INSTRUCTIONS:
- 1) In the discussion of where to assign the DataType, what does the answer say EditorFor tries to guess?
- 2) Copy the part of the DataType discussion between "It's a good" and "for those types.", inclusive.

Elisabeth
Elisabeth

Reputation: 21216

Should my View or ViewModel have the DataType assigned

Which approach has a better maintainablility and extendability?

Where are the limitations/restrictions for each approach?

Put the DataType inside the ViewModel

OR

Put the DataType/Control type in the view?

VIEWMODEL

[DataType(DataType.MultilineText)]
public string LongDescription { get; set; }

OR

VIEW

@Html.TextAreaFor(m => m.LongDescription)

Upvotes: 2

Views: 800

Answers (3)

Paul Turner
Paul Turner

Reputation: 39675

Generally speaking, it's more powerful to use EditorFor, as this tries to guess what editor you need for a given model element. It's intelligent enough to select custom editor templates where you have defined templates for a given type. For example, if you had a custom editor for images, you could just use the EditorFor syntax and the view engine will resolve the editor for you.

It's a good solution, because it keeps the amount of information repetition down; you only have to specify type information in one place, creating a single source of truth that other components can read from to make decisions. That also means if you make changes to the types of your model, the view will still produce a suitable editor for those types.

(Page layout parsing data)
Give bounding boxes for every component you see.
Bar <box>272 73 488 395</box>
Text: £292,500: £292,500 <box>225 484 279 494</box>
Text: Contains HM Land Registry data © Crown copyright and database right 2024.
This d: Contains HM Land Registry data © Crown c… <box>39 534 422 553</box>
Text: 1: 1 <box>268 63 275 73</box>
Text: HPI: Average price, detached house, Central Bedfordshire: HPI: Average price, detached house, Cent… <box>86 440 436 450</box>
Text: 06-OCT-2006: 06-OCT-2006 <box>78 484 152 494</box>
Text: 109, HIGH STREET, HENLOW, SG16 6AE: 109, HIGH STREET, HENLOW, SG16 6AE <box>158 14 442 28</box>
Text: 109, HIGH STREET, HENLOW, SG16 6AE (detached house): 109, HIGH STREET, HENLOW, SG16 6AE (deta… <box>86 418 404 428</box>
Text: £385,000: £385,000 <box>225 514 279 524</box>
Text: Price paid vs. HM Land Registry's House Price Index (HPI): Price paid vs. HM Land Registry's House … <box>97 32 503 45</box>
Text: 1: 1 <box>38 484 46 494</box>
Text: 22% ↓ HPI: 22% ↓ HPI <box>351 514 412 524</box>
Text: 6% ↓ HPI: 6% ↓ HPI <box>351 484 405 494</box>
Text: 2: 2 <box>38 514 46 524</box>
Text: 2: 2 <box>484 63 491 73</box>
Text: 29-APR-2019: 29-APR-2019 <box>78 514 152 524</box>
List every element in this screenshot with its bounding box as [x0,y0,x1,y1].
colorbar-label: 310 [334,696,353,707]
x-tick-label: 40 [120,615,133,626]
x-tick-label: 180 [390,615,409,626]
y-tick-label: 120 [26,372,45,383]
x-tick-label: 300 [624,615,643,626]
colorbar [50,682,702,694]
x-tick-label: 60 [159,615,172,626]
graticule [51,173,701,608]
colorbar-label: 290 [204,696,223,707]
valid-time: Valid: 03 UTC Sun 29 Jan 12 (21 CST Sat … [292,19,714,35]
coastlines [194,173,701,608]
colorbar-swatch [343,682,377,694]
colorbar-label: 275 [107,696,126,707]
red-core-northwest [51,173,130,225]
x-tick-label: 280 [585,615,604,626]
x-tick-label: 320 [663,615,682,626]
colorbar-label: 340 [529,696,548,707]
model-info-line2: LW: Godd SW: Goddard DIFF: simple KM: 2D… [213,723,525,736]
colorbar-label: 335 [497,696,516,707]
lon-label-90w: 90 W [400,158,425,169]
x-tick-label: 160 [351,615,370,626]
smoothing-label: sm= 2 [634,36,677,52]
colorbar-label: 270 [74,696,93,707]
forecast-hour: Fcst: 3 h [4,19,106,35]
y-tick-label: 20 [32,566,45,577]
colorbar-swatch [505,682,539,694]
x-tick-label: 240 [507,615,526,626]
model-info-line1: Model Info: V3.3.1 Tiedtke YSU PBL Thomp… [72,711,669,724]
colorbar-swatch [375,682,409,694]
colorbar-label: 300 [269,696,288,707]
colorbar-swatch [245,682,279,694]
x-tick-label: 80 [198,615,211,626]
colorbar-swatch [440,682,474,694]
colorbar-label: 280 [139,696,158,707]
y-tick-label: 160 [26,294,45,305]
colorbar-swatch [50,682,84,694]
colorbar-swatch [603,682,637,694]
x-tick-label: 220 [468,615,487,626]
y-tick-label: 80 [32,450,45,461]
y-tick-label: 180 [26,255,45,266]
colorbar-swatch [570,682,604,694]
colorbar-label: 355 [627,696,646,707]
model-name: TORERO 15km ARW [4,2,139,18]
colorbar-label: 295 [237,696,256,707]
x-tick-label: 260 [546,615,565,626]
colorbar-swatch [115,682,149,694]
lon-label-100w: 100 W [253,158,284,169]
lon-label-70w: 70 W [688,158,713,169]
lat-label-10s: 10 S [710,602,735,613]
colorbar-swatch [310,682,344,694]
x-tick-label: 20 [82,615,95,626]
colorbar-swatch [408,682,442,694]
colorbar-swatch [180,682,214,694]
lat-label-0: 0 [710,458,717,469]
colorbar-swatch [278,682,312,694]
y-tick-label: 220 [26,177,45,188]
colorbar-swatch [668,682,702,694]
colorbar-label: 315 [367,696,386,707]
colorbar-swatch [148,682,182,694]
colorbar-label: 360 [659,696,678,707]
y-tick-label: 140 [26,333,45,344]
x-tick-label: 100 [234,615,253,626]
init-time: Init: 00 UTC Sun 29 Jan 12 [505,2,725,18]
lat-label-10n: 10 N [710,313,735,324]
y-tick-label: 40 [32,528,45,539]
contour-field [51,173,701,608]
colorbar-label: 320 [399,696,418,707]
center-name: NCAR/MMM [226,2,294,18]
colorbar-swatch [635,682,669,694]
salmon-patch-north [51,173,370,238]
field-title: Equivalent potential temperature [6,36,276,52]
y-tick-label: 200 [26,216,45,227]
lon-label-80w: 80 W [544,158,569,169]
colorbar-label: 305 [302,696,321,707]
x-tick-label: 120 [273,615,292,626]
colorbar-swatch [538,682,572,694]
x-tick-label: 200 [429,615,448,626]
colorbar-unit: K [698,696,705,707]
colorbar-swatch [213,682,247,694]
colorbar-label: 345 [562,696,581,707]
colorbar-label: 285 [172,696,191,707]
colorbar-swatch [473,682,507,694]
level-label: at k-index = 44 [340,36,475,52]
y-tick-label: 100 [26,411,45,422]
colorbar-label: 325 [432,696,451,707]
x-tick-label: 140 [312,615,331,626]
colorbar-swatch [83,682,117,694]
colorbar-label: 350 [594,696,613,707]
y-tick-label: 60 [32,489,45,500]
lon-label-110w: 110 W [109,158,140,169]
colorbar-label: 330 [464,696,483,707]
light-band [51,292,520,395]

RESPONSES TO THE TASKS:
- 1) It tries to guess what editor you need for a given model element.

- 2)
It's a good solution, because it keeps the amount of information repetition down; you only have to specify type information in one place, creating a single source of truth that other components can read from to make decisions. That also means if you make changes to the types of your model, the view will still produce a suitable editor for those types.